In the data that follows, count the lines in which the word "display" occurs, and report that figure alone.

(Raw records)
◆ ◆ ◆ ◆ ◆

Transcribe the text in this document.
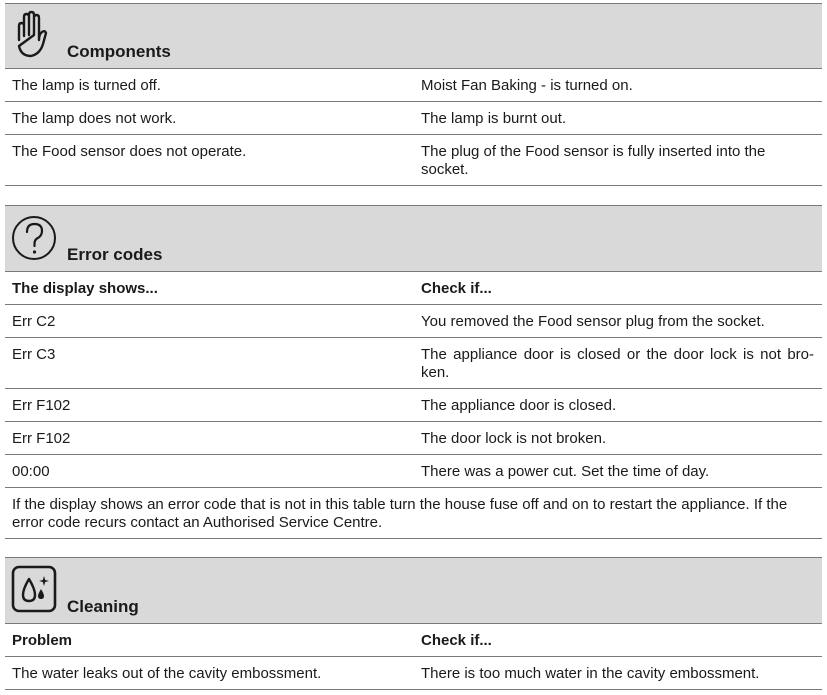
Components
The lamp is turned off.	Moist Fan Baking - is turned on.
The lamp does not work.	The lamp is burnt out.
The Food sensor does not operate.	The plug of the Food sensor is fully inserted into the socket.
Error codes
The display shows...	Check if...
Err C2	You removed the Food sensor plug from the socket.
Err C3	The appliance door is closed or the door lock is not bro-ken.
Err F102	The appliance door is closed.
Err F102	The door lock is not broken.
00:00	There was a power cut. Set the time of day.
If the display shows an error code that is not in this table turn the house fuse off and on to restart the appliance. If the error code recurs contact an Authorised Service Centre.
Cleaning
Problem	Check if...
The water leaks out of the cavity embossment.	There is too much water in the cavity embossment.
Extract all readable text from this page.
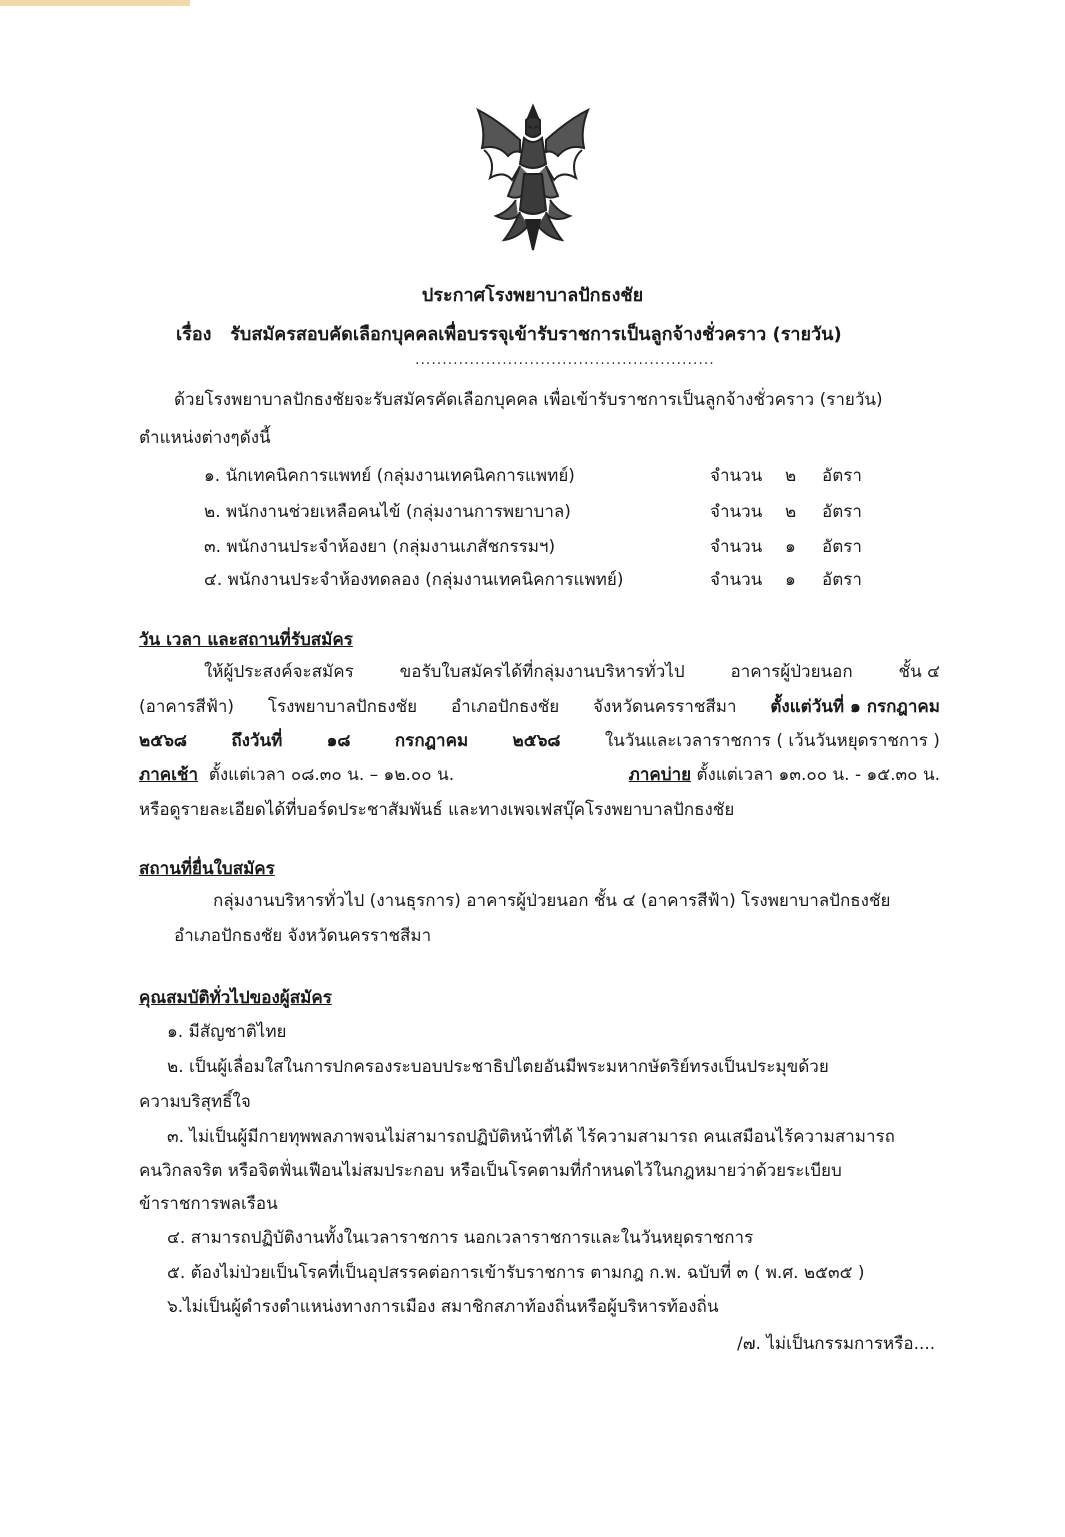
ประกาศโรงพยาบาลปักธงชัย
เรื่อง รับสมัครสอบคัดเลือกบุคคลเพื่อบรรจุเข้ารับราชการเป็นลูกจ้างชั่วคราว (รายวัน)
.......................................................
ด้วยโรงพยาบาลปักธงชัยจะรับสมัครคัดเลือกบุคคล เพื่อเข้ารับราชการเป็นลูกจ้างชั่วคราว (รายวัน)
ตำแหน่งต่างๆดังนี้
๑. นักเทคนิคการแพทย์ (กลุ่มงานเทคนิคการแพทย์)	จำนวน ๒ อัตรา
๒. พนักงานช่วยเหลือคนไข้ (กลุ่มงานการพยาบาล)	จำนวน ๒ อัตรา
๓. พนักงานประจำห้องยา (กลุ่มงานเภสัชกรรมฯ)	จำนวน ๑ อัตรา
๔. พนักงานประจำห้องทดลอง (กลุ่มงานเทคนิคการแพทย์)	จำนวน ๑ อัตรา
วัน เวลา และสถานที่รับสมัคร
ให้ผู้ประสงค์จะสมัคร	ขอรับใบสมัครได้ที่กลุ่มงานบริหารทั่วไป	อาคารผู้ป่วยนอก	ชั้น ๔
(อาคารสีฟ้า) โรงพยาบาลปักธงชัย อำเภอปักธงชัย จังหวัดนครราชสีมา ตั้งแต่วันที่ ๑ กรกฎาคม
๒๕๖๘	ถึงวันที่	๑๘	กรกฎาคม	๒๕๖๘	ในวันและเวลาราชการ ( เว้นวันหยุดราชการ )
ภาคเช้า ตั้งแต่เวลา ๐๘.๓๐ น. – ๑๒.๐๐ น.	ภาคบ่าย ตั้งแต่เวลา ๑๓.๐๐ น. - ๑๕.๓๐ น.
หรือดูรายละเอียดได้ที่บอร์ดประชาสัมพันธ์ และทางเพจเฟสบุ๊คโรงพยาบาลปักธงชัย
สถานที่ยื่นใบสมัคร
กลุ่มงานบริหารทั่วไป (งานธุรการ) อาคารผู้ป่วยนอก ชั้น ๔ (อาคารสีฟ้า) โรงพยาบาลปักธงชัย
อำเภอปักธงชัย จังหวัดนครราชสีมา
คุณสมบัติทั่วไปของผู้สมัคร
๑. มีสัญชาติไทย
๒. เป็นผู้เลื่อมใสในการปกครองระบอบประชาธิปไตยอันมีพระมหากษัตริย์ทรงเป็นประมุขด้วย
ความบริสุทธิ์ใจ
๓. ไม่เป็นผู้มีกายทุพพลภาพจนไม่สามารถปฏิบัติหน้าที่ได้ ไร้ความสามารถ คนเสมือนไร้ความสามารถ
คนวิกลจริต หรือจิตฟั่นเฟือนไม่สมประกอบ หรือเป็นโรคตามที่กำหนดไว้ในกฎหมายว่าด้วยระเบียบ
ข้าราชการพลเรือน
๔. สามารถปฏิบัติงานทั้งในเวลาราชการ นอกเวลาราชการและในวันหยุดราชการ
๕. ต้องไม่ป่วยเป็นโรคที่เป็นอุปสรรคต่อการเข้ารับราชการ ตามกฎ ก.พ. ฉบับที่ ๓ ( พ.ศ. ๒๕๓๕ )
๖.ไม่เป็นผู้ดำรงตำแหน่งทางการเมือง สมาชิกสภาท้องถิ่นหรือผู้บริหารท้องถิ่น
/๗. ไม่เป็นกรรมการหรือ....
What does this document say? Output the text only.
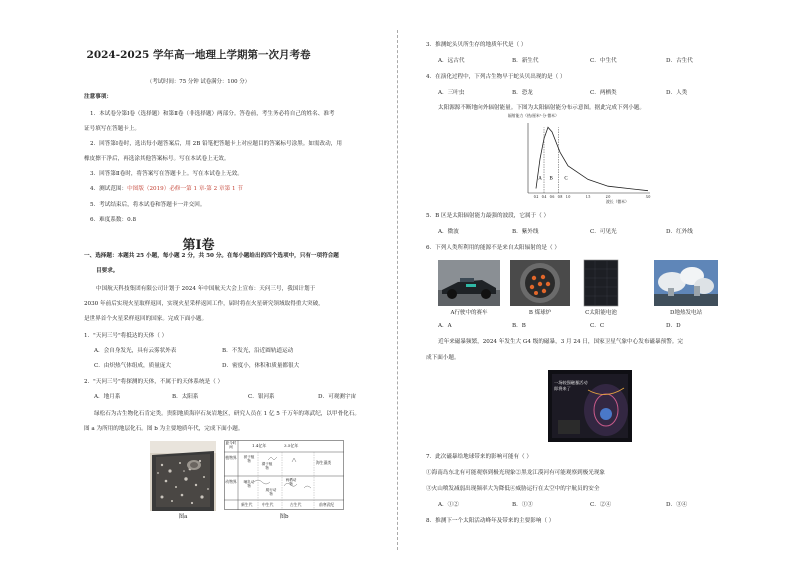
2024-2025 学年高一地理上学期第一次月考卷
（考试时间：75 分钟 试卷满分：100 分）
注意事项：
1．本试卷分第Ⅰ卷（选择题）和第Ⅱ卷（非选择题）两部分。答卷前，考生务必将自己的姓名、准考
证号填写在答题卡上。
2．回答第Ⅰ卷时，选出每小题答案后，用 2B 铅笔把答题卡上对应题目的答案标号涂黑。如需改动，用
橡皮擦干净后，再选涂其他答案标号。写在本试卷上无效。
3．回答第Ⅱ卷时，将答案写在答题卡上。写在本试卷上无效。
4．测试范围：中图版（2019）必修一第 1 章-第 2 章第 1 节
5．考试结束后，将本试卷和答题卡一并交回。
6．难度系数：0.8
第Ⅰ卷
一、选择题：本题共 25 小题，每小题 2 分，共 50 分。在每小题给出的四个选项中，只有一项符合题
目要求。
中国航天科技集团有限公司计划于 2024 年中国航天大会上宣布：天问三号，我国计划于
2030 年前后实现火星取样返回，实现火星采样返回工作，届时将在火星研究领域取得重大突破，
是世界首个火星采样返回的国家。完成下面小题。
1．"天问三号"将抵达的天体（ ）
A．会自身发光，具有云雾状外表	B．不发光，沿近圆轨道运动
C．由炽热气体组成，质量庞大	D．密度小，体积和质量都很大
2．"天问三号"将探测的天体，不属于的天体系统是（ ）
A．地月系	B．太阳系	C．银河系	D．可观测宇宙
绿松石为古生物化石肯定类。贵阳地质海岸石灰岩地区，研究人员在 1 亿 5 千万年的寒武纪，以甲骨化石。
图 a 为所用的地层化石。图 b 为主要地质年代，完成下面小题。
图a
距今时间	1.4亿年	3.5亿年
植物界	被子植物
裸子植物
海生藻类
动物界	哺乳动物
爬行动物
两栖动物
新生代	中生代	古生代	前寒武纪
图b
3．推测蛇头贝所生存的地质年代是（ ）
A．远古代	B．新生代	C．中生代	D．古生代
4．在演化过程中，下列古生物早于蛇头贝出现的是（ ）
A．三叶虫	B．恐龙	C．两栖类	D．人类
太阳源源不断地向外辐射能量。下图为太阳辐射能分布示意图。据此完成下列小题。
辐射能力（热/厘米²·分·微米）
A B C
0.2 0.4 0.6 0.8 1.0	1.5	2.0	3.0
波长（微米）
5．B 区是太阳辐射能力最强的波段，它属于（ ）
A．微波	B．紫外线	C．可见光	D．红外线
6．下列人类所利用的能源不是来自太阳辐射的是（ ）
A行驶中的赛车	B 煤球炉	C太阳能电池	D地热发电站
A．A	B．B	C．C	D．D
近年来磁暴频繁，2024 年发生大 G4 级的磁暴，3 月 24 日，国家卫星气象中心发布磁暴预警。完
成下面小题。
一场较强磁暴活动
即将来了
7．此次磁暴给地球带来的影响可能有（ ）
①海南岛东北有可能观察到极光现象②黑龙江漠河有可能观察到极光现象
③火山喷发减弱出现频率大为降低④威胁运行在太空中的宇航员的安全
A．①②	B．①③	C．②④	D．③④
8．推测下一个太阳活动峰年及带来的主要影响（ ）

◆ ◆ ◆ ◆ ◆

- **Answer to the exercise**
2